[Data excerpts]
◇ ◇ ◇ ◇ ◇

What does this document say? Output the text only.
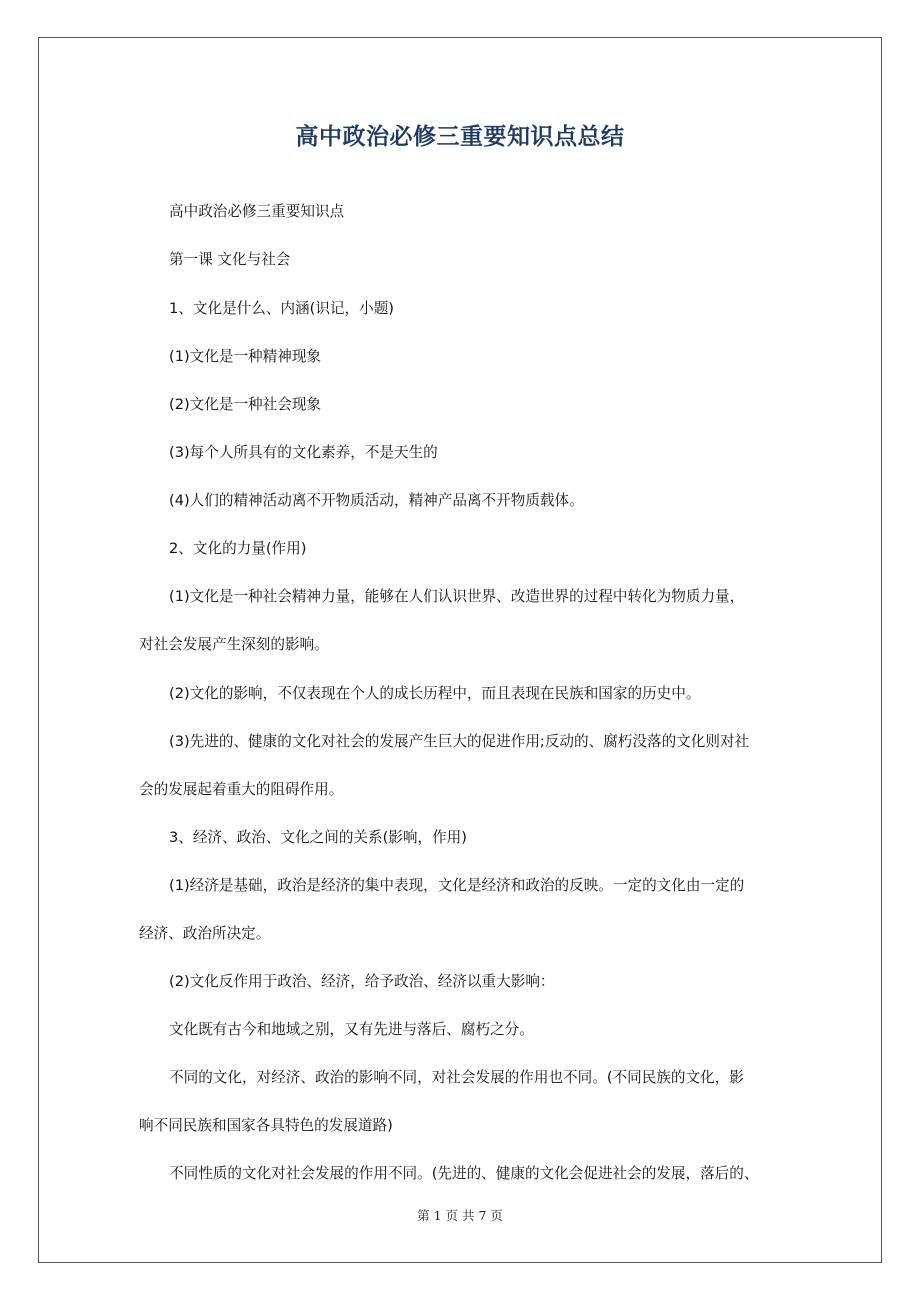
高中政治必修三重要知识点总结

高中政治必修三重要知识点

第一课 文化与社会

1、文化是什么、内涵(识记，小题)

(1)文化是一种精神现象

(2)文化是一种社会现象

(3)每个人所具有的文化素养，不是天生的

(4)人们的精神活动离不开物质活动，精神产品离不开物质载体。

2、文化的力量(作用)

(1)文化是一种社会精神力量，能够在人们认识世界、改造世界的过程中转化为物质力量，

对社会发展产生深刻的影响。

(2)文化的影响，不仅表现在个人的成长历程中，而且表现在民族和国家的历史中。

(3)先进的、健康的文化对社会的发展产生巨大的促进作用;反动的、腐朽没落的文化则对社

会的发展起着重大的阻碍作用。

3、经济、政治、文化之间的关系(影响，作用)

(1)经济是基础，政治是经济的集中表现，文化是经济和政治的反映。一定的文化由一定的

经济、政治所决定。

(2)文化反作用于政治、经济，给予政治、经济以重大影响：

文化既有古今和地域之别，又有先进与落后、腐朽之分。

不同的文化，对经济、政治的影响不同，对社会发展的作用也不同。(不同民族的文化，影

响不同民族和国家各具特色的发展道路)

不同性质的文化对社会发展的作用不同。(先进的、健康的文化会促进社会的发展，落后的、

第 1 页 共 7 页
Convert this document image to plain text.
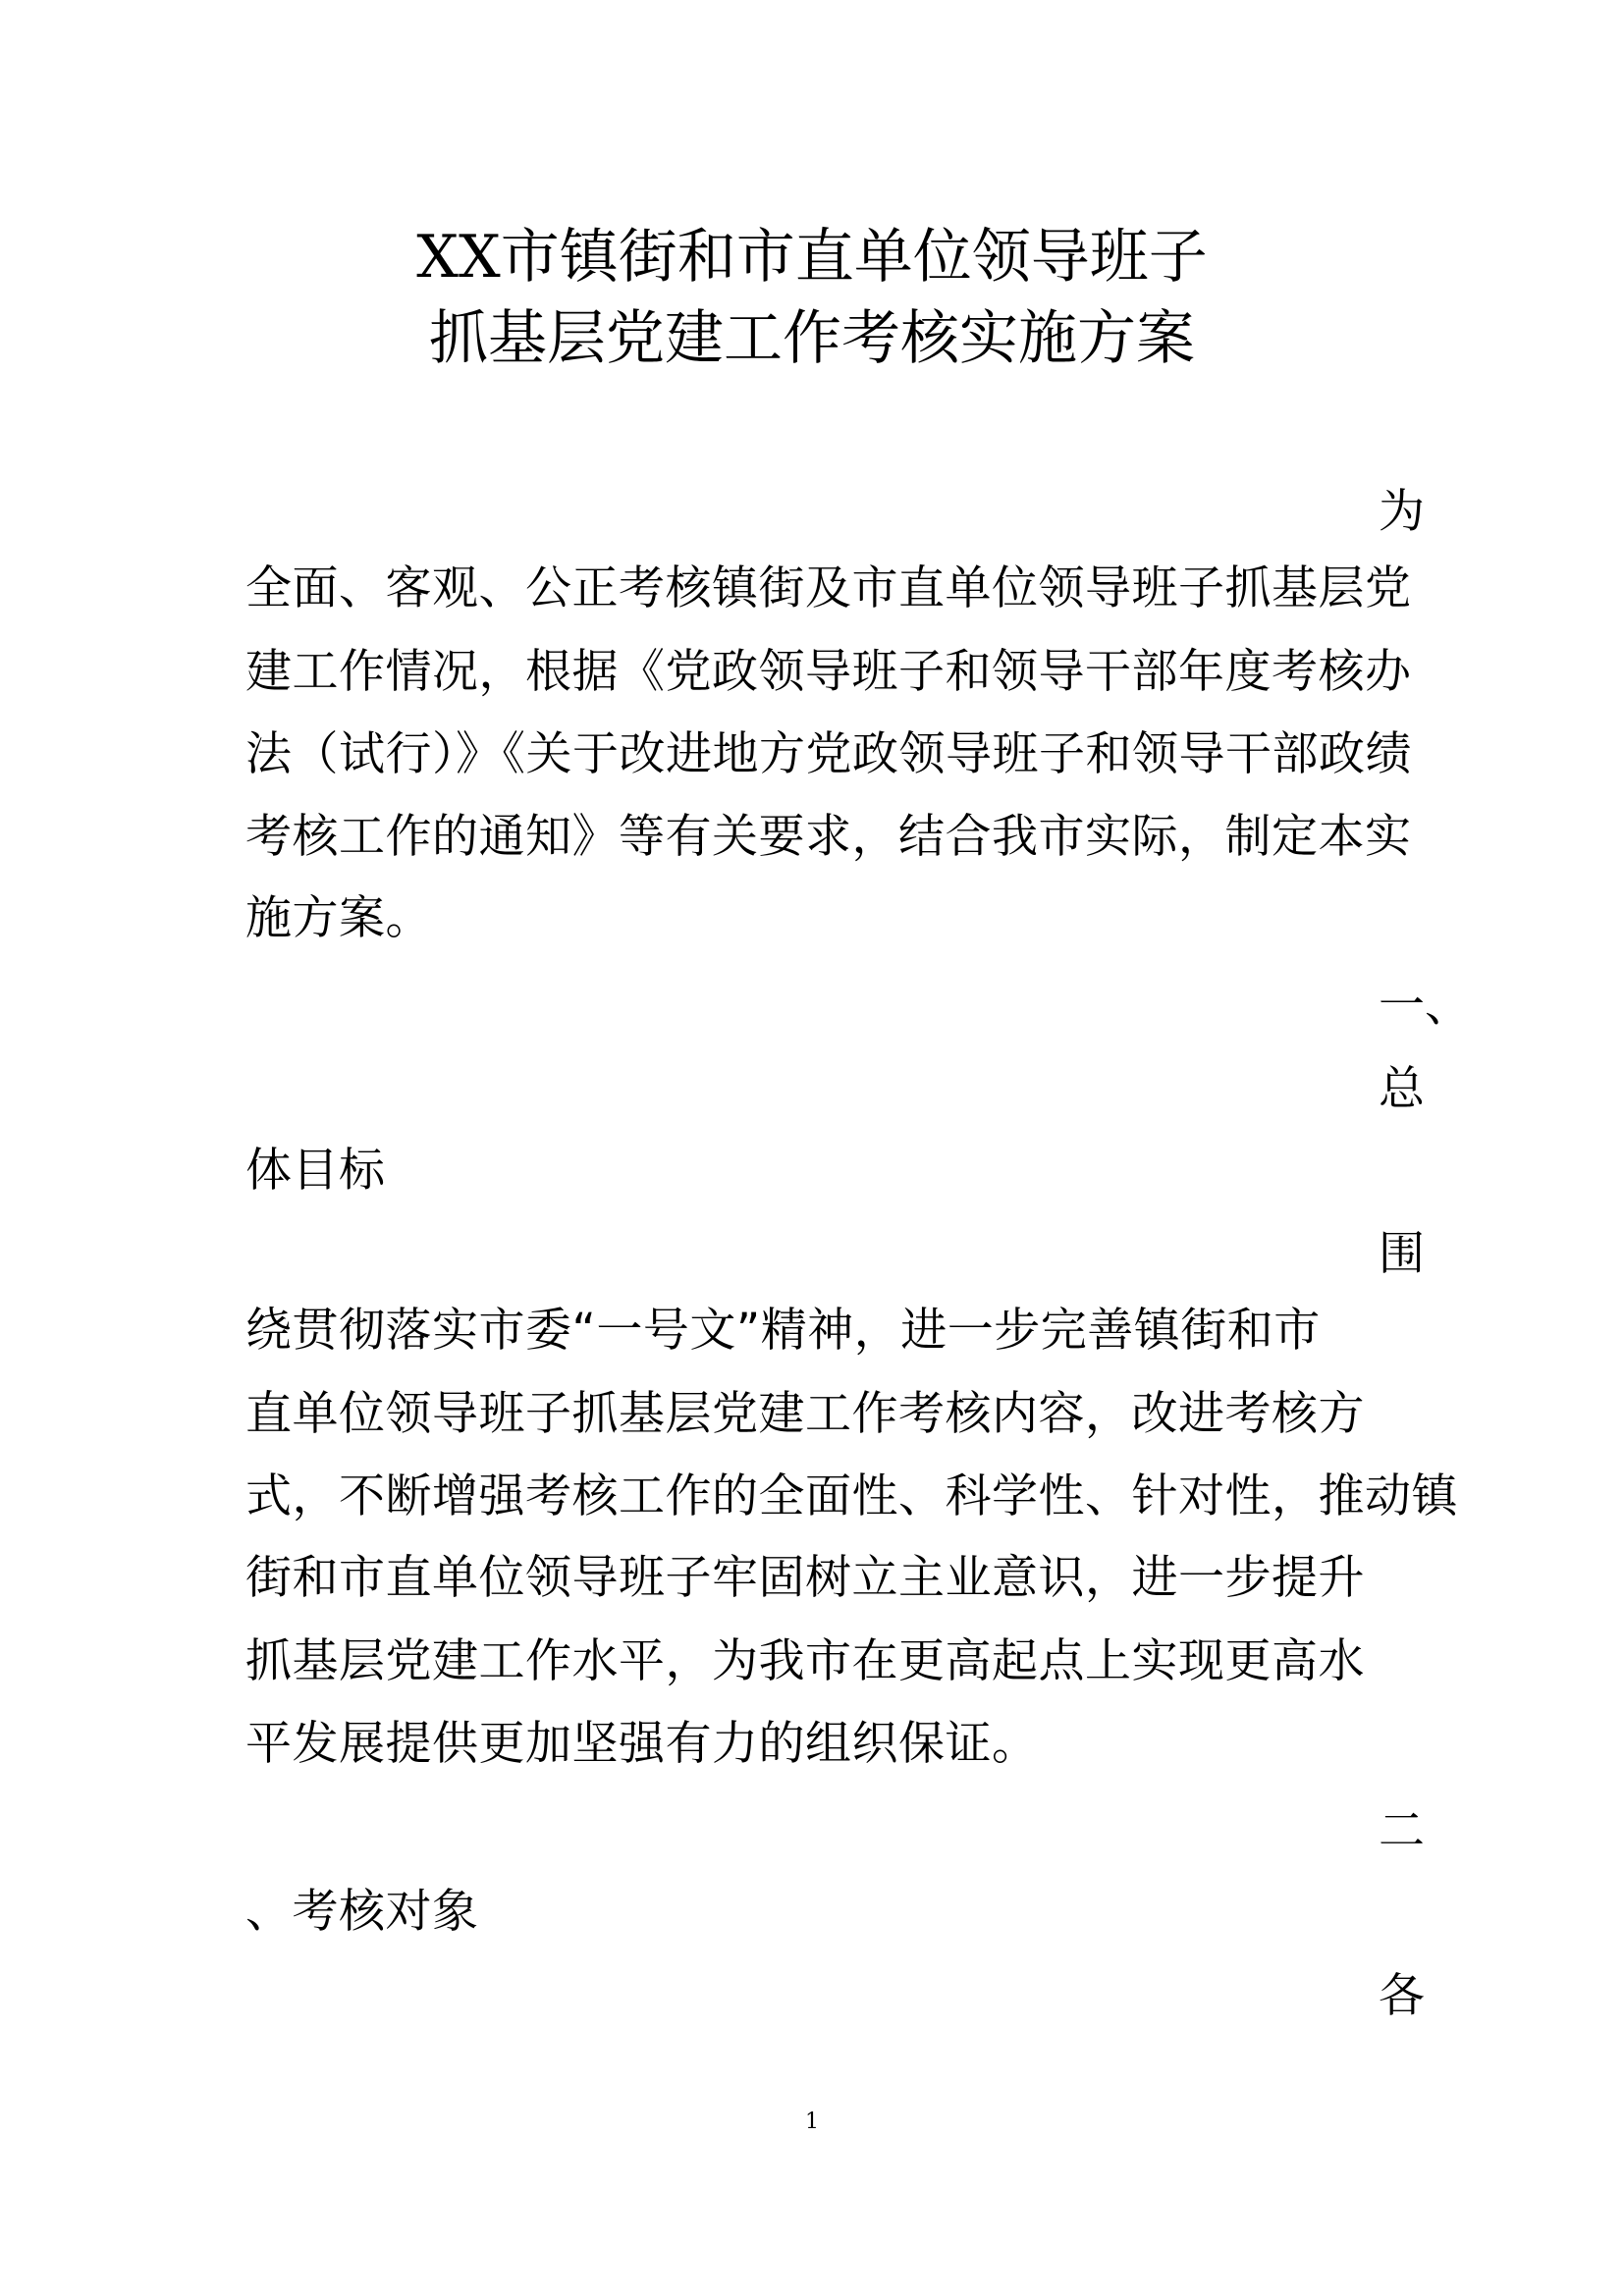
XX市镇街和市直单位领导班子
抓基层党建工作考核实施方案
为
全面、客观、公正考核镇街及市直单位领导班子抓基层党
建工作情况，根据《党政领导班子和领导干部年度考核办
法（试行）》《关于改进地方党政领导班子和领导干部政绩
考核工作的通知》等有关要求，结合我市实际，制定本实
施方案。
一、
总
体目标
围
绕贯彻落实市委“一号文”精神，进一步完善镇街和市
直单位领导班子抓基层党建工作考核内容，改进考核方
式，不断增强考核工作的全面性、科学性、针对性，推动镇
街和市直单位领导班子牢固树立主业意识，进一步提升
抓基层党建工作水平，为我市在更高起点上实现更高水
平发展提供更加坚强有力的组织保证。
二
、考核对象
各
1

◇ ◇ ◇ ◇ ◇

» What is required: Every entry above should be duplicated exactly. Do not include the images.

» Complete response:
What does this document say? Output the text only.
高中政治必修三重要知识点总结

高中政治必修三重要知识点

第一课 文化与社会

1、文化是什么、内涵(识记，小题)

(1)文化是一种精神现象

(2)文化是一种社会现象

(3)每个人所具有的文化素养，不是天生的

(4)人们的精神活动离不开物质活动，精神产品离不开物质载体。

2、文化的力量(作用)

(1)文化是一种社会精神力量，能够在人们认识世界、改造世界的过程中转化为物质力量，

对社会发展产生深刻的影响。

(2)文化的影响，不仅表现在个人的成长历程中，而且表现在民族和国家的历史中。

(3)先进的、健康的文化对社会的发展产生巨大的促进作用;反动的、腐朽没落的文化则对社

会的发展起着重大的阻碍作用。

3、经济、政治、文化之间的关系(影响，作用)

(1)经济是基础，政治是经济的集中表现，文化是经济和政治的反映。一定的文化由一定的

经济、政治所决定。

(2)文化反作用于政治、经济，给予政治、经济以重大影响：

文化既有古今和地域之别，又有先进与落后、腐朽之分。

不同的文化，对经济、政治的影响不同，对社会发展的作用也不同。(不同民族的文化，影

响不同民族和国家各具特色的发展道路)

不同性质的文化对社会发展的作用不同。(先进的、健康的文化会促进社会的发展，落后的、

第 1 页 共 7 页
Convert this document image to plain text.
XX市镇街和市直单位领导班子
抓基层党建工作考核实施方案
为
全面、客观、公正考核镇街及市直单位领导班子抓基层党
建工作情况，根据《党政领导班子和领导干部年度考核办
法（试行）》《关于改进地方党政领导班子和领导干部政绩
考核工作的通知》等有关要求，结合我市实际，制定本实
施方案。
一、
总
体目标
围
绕贯彻落实市委“一号文”精神，进一步完善镇街和市
直单位领导班子抓基层党建工作考核内容，改进考核方
式，不断增强考核工作的全面性、科学性、针对性，推动镇
街和市直单位领导班子牢固树立主业意识，进一步提升
抓基层党建工作水平，为我市在更高起点上实现更高水
平发展提供更加坚强有力的组织保证。
二
、考核对象
各
1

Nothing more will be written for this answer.